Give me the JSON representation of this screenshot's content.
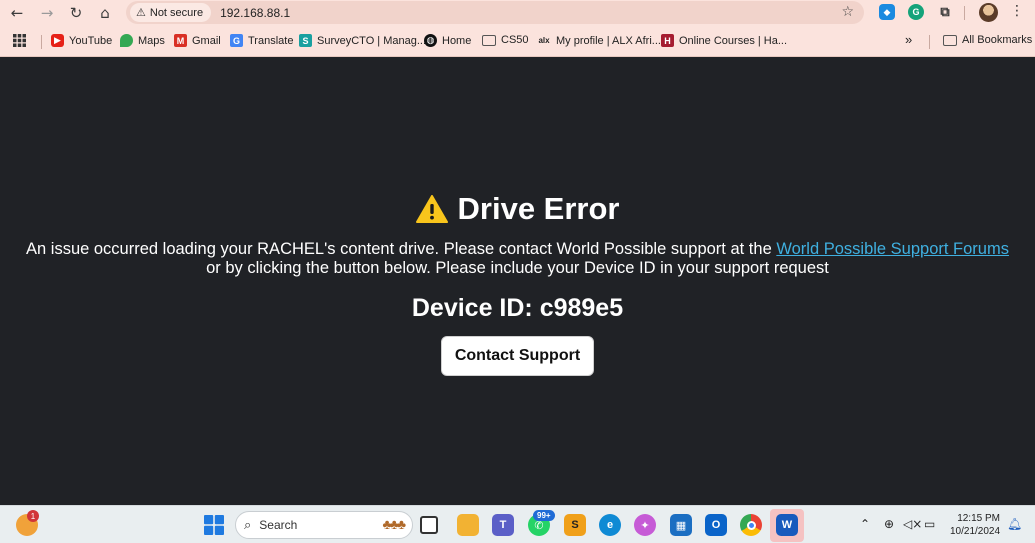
{
  "browser": {
    "url": "192.168.88.1",
    "security_label": "Not secure",
    "bookmarks": [
      {
        "label": "YouTube",
        "icon": "youtube-icon",
        "color": "#e62117"
      },
      {
        "label": "Maps",
        "icon": "maps-icon",
        "color": "#34a853"
      },
      {
        "label": "Gmail",
        "icon": "gmail-icon",
        "color": "#d93025"
      },
      {
        "label": "Translate",
        "icon": "translate-icon",
        "color": "#4285f4"
      },
      {
        "label": "SurveyCTO | Manag...",
        "icon": "surveycto-icon",
        "color": "#1aa0a0"
      },
      {
        "label": "Home",
        "icon": "home-icon",
        "color": "#111111"
      },
      {
        "label": "CS50",
        "icon": "folder-icon",
        "color": "#555555"
      },
      {
        "label": "My profile | ALX Afri...",
        "icon": "alx-icon",
        "color": "#222222"
      },
      {
        "label": "Online Courses | Ha...",
        "icon": "harvard-icon",
        "color": "#a51c30"
      }
    ],
    "all_bookmarks_label": "All Bookmarks",
    "overflow_label": "»"
  },
  "page": {
    "title": "Drive Error",
    "message_part1": "An issue occurred loading your RACHEL's content drive. Please contact World Possible support at the ",
    "link_text": "World Possible Support Forums",
    "message_part2": " or by clicking the button below. Please include your Device ID in your support request",
    "device_id_label": "Device ID: c989e5",
    "button_label": "Contact Support",
    "link_color": "#3fb0e0",
    "background_color": "#202226"
  },
  "taskbar": {
    "search_placeholder": "Search",
    "weather_badge": "1",
    "teams_badge": "99+",
    "time": "12:15 PM",
    "date": "10/21/2024"
  }
}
==*==
* **EXERCISE**
Copy whichever lines in the listing above contain the word "World".

* **FINAL RESULT**
    "message_part1": "An issue occurred loading your RACHEL's content drive. Please contact World Possible support at the ",
    "link_text": "World Possible Support Forums",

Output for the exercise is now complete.